--- start TEXT EXCERPT ---

I. Theme, Andante (leads into the first variation without pause)
II. Variation I, L'istesso tempo "C.A.E.": Elgar’s wife, Alice. The variation contains the whistle-call Elgar performed for his wife upon arriving home (heard in the oboes and bassoons).
III. Variation II, Allegro "H.D.S-P.": Hew David Steuart-Powell, a pianist whom Elgar played chamber music with.
IV. Variation III, Allegretto "R.B.T.": Richard Baxter Townshend, a frequent guest at Hasfield (a manor owned by W.M.B. and visited often by the Elgars). The rising build from a low register to a higher one in the variation represents the time R.B.T. impersonated an old male amateur theater performer while at Hasfield. He did so by flying his low voice occasionally into the soprano range.
V. Variation IV, Allegro di molto "W.M.B.": William Meath Baker, a sportsman and lover of music. A boisterous, breezy variation, the shortest of the set.
VI. Variation V, Moderato "R.P.A." (leads into the sixth variation without pause): Richard Penrose Arnold, an amateur pianist. Serious, vibratoed sounds in the low strings are often interrupted by the cheeriness of staccatoed woodwinds in the variation.

--- end TEXT EXCERPT ---
--- start DATASET CONTENT ---

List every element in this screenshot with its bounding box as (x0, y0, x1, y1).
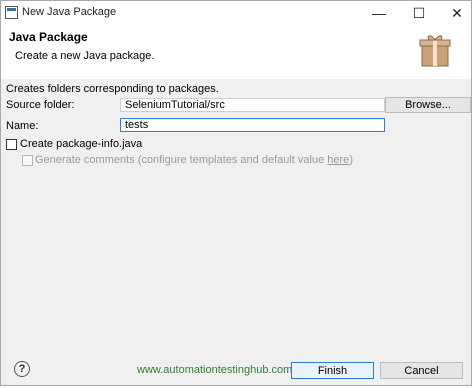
help-icon[interactable]: ? (14, 361, 30, 377)
name-label: Name: (6, 120, 39, 132)
create-package-info-checkbox[interactable] (6, 139, 17, 150)
generate-comments-text: Generate comments (configure templates a… (35, 154, 328, 166)
maximize-button[interactable]: ☐ (399, 1, 439, 25)
info-text: Creates folders corresponding to package… (6, 83, 219, 95)
package-icon (419, 35, 451, 67)
configure-templates-link[interactable]: here (327, 154, 349, 166)
page-title: Java Package (9, 30, 88, 44)
browse-button[interactable]: Browse... (385, 97, 471, 113)
close-button[interactable]: ✕ (437, 1, 471, 25)
app-icon (5, 6, 18, 19)
minimize-button[interactable]: — (359, 1, 399, 25)
form-area: Creates folders corresponding to package… (1, 79, 471, 349)
generate-comments-suffix: ) (349, 154, 353, 166)
page-description: Create a new Java package. (15, 50, 155, 62)
create-package-info-label: Create package-info.java (20, 138, 143, 150)
watermark-text: www.automationtestinghub.com (137, 364, 293, 376)
name-input[interactable]: tests (120, 118, 385, 132)
footer: ? www.automationtestinghub.com Finish Ca… (1, 349, 471, 385)
generate-comments-label: Generate comments (configure templates a… (35, 154, 353, 166)
wizard-header: Java Package Create a new Java package. (1, 25, 471, 80)
source-folder-input[interactable]: SeleniumTutorial/src (120, 98, 385, 112)
generate-comments-checkbox[interactable] (22, 155, 33, 166)
window-title: New Java Package (22, 6, 117, 18)
finish-button[interactable]: Finish (291, 362, 374, 379)
dialog-window: New Java Package — ☐ ✕ Java Package Crea… (0, 0, 472, 386)
titlebar: New Java Package — ☐ ✕ (1, 1, 471, 25)
source-folder-label: Source folder: (6, 99, 75, 111)
cancel-button[interactable]: Cancel (380, 362, 463, 379)
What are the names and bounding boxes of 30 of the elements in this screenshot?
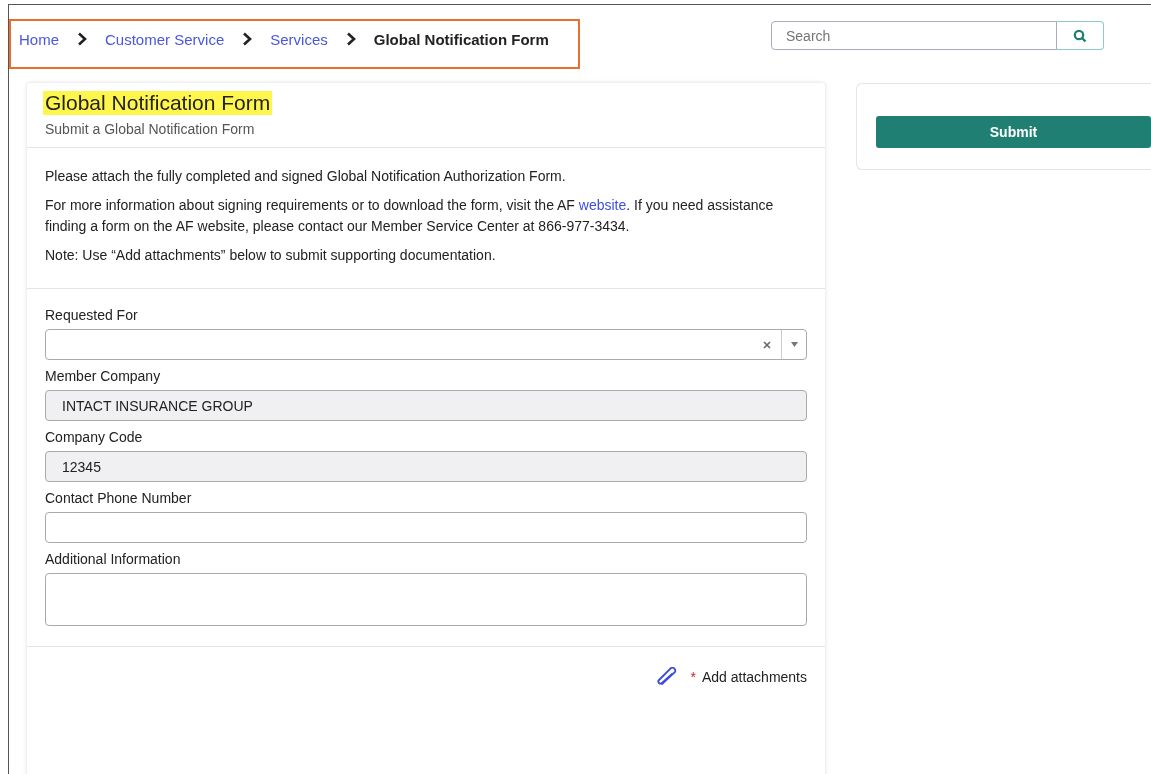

--- end DATASET CONTENT ---

> [GOALS]:
(a) In the list of Elgar's variations, rewrite the passage from "II. Variation I, L'istesso" up to and including "oboes and bassoons).", replacing "whistle-call" with "whistled signal".
(b) According to the list of Elgar's variations, which variation is the shortest of the set?

> [RESPONSES PER TASK]:
(a)
II. Variation I, L'istesso tempo "C.A.E.": Elgar’s wife, Alice. The variation contains the whistled signal Elgar performed for his wife upon arriving home (heard in the oboes and bassoons).

(b) Variation IV, "W.M.B." (William Meath Baker), marked Allegro di molto.